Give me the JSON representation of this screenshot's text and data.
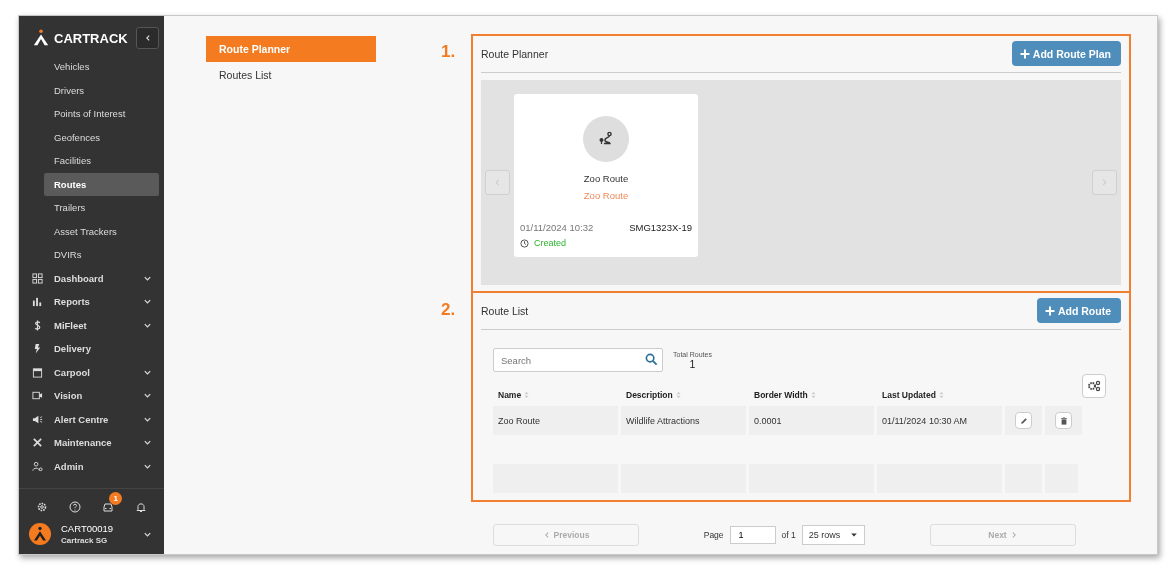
{
  "sidebar": {
    "brand": "CARTRACK",
    "sub_items": [
      {
        "label": "Vehicles",
        "selected": false
      },
      {
        "label": "Drivers",
        "selected": false
      },
      {
        "label": "Points of Interest",
        "selected": false
      },
      {
        "label": "Geofences",
        "selected": false
      },
      {
        "label": "Facilities",
        "selected": false
      },
      {
        "label": "Routes",
        "selected": true
      },
      {
        "label": "Trailers",
        "selected": false
      },
      {
        "label": "Asset Trackers",
        "selected": false
      },
      {
        "label": "DVIRs",
        "selected": false
      }
    ],
    "menu_items": [
      {
        "label": "Dashboard",
        "expandable": true
      },
      {
        "label": "Reports",
        "expandable": true
      },
      {
        "label": "MiFleet",
        "expandable": true
      },
      {
        "label": "Delivery",
        "expandable": false
      },
      {
        "label": "Carpool",
        "expandable": true
      },
      {
        "label": "Vision",
        "expandable": true
      },
      {
        "label": "Alert Centre",
        "expandable": true
      },
      {
        "label": "Maintenance",
        "expandable": true
      },
      {
        "label": "Admin",
        "expandable": true
      }
    ],
    "toolbar_badge": "1",
    "user": {
      "account": "CART00019",
      "company": "Cartrack SG"
    }
  },
  "subnav": [
    {
      "label": "Route Planner",
      "selected": true
    },
    {
      "label": "Routes List",
      "selected": false
    }
  ],
  "annotations": [
    "1.",
    "2."
  ],
  "route_planner": {
    "title": "Route Planner",
    "add_button": "Add Route Plan",
    "cards": [
      {
        "title": "Zoo Route",
        "subtitle": "Zoo Route",
        "date": "01/11/2024 10:32",
        "vehicle": "SMG1323X-19",
        "status": "Created"
      }
    ]
  },
  "route_list": {
    "title": "Route List",
    "add_button": "Add Route",
    "search_placeholder": "Search",
    "total_label": "Total Routes",
    "total_value": "1",
    "columns": [
      "Name",
      "Description",
      "Border Width",
      "Last Updated"
    ],
    "rows": [
      [
        "Zoo Route",
        "Wildlife Attractions",
        "0.0001",
        "01/11/2024 10:30 AM"
      ]
    ],
    "pagination": {
      "previous": "Previous",
      "page_label": "Page",
      "page_value": "1",
      "of_label": "of 1",
      "rows_option": "25 rows",
      "next": "Next"
    }
  }
}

^^^^^^^^^^^^^^^^

> _OBJECTIVE_:
Give all the entries again exactly, dropping each picture.

> _OUTPUT OF THE EXERCISE_:
Give me the JSON representation of this screenshot's text and data.
{
  "sidebar": {
    "brand": "CARTRACK",
    "sub_items": [
      {
        "label": "Vehicles",
        "selected": false
      },
      {
        "label": "Drivers",
        "selected": false
      },
      {
        "label": "Points of Interest",
        "selected": false
      },
      {
        "label": "Geofences",
        "selected": false
      },
      {
        "label": "Facilities",
        "selected": false
      },
      {
        "label": "Routes",
        "selected": true
      },
      {
        "label": "Trailers",
        "selected": false
      },
      {
        "label": "Asset Trackers",
        "selected": false
      },
      {
        "label": "DVIRs",
        "selected": false
      }
    ],
    "menu_items": [
      {
        "label": "Dashboard",
        "expandable": true
      },
      {
        "label": "Reports",
        "expandable": true
      },
      {
        "label": "MiFleet",
        "expandable": true
      },
      {
        "label": "Delivery",
        "expandable": false
      },
      {
        "label": "Carpool",
        "expandable": true
      },
      {
        "label": "Vision",
        "expandable": true
      },
      {
        "label": "Alert Centre",
        "expandable": true
      },
      {
        "label": "Maintenance",
        "expandable": true
      },
      {
        "label": "Admin",
        "expandable": true
      }
    ],
    "toolbar_badge": "1",
    "user": {
      "account": "CART00019",
      "company": "Cartrack SG"
    }
  },
  "subnav": [
    {
      "label": "Route Planner",
      "selected": true
    },
    {
      "label": "Routes List",
      "selected": false
    }
  ],
  "annotations": [
    "1.",
    "2."
  ],
  "route_planner": {
    "title": "Route Planner",
    "add_button": "Add Route Plan",
    "cards": [
      {
        "title": "Zoo Route",
        "subtitle": "Zoo Route",
        "date": "01/11/2024 10:32",
        "vehicle": "SMG1323X-19",
        "status": "Created"
      }
    ]
  },
  "route_list": {
    "title": "Route List",
    "add_button": "Add Route",
    "search_placeholder": "Search",
    "total_label": "Total Routes",
    "total_value": "1",
    "columns": [
      "Name",
      "Description",
      "Border Width",
      "Last Updated"
    ],
    "rows": [
      [
        "Zoo Route",
        "Wildlife Attractions",
        "0.0001",
        "01/11/2024 10:30 AM"
      ]
    ],
    "pagination": {
      "previous": "Previous",
      "page_label": "Page",
      "page_value": "1",
      "of_label": "of 1",
      "rows_option": "25 rows",
      "next": "Next"
    }
  }
}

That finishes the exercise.